Recorded data ▸
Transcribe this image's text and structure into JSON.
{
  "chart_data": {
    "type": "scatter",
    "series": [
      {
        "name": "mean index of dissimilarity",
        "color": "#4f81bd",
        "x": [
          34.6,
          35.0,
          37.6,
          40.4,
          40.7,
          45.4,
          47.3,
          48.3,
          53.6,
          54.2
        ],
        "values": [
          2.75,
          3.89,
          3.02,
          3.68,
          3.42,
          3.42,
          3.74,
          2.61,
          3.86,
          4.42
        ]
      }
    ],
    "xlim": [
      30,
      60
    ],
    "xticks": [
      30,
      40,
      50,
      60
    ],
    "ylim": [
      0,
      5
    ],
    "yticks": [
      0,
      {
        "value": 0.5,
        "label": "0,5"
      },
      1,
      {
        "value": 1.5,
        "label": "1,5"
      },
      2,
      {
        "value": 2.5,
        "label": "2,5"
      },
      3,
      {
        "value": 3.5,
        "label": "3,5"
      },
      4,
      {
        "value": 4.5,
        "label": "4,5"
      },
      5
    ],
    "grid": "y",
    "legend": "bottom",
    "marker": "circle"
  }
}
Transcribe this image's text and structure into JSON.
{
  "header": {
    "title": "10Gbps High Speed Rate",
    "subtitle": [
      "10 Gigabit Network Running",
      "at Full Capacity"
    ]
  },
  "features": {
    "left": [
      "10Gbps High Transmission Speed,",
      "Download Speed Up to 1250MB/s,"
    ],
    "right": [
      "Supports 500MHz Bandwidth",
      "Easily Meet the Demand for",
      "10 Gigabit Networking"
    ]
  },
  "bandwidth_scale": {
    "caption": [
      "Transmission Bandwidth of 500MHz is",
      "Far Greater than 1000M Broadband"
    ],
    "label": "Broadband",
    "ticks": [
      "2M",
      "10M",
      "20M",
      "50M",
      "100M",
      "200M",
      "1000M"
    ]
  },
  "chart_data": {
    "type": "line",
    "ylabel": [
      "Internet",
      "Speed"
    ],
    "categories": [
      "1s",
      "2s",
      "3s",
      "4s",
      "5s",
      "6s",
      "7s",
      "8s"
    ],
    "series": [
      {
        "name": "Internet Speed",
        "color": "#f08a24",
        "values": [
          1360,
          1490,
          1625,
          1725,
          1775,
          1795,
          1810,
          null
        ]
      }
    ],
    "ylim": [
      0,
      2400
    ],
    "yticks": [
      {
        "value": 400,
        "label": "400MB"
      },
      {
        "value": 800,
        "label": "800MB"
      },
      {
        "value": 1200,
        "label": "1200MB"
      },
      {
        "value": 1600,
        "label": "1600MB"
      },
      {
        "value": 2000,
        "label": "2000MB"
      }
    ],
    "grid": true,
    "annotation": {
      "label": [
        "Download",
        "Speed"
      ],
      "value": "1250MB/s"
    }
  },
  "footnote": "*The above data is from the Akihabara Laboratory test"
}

Problem to work on ▸
Set all of the entries down again, exactly as they were given.

Answer to the exercise ▸
Transcribe this image's text and structure into JSON.
{
  "chart_data": {
    "type": "scatter",
    "series": [
      {
        "name": "mean index of dissimilarity",
        "color": "#4f81bd",
        "x": [
          34.6,
          35.0,
          37.6,
          40.4,
          40.7,
          45.4,
          47.3,
          48.3,
          53.6,
          54.2
        ],
        "values": [
          2.75,
          3.89,
          3.02,
          3.68,
          3.42,
          3.42,
          3.74,
          2.61,
          3.86,
          4.42
        ]
      }
    ],
    "xlim": [
      30,
      60
    ],
    "xticks": [
      30,
      40,
      50,
      60
    ],
    "ylim": [
      0,
      5
    ],
    "yticks": [
      0,
      {
        "value": 0.5,
        "label": "0,5"
      },
      1,
      {
        "value": 1.5,
        "label": "1,5"
      },
      2,
      {
        "value": 2.5,
        "label": "2,5"
      },
      3,
      {
        "value": 3.5,
        "label": "3,5"
      },
      4,
      {
        "value": 4.5,
        "label": "4,5"
      },
      5
    ],
    "grid": "y",
    "legend": "bottom",
    "marker": "circle"
  }
}
Transcribe this image's text and structure into JSON.
{
  "header": {
    "title": "10Gbps High Speed Rate",
    "subtitle": [
      "10 Gigabit Network Running",
      "at Full Capacity"
    ]
  },
  "features": {
    "left": [
      "10Gbps High Transmission Speed,",
      "Download Speed Up to 1250MB/s,"
    ],
    "right": [
      "Supports 500MHz Bandwidth",
      "Easily Meet the Demand for",
      "10 Gigabit Networking"
    ]
  },
  "bandwidth_scale": {
    "caption": [
      "Transmission Bandwidth of 500MHz is",
      "Far Greater than 1000M Broadband"
    ],
    "label": "Broadband",
    "ticks": [
      "2M",
      "10M",
      "20M",
      "50M",
      "100M",
      "200M",
      "1000M"
    ]
  },
  "chart_data": {
    "type": "line",
    "ylabel": [
      "Internet",
      "Speed"
    ],
    "categories": [
      "1s",
      "2s",
      "3s",
      "4s",
      "5s",
      "6s",
      "7s",
      "8s"
    ],
    "series": [
      {
        "name": "Internet Speed",
        "color": "#f08a24",
        "values": [
          1360,
          1490,
          1625,
          1725,
          1775,
          1795,
          1810,
          null
        ]
      }
    ],
    "ylim": [
      0,
      2400
    ],
    "yticks": [
      {
        "value": 400,
        "label": "400MB"
      },
      {
        "value": 800,
        "label": "800MB"
      },
      {
        "value": 1200,
        "label": "1200MB"
      },
      {
        "value": 1600,
        "label": "1600MB"
      },
      {
        "value": 2000,
        "label": "2000MB"
      }
    ],
    "grid": true,
    "annotation": {
      "label": [
        "Download",
        "Speed"
      ],
      "value": "1250MB/s"
    }
  },
  "footnote": "*The above data is from the Akihabara Laboratory test"
}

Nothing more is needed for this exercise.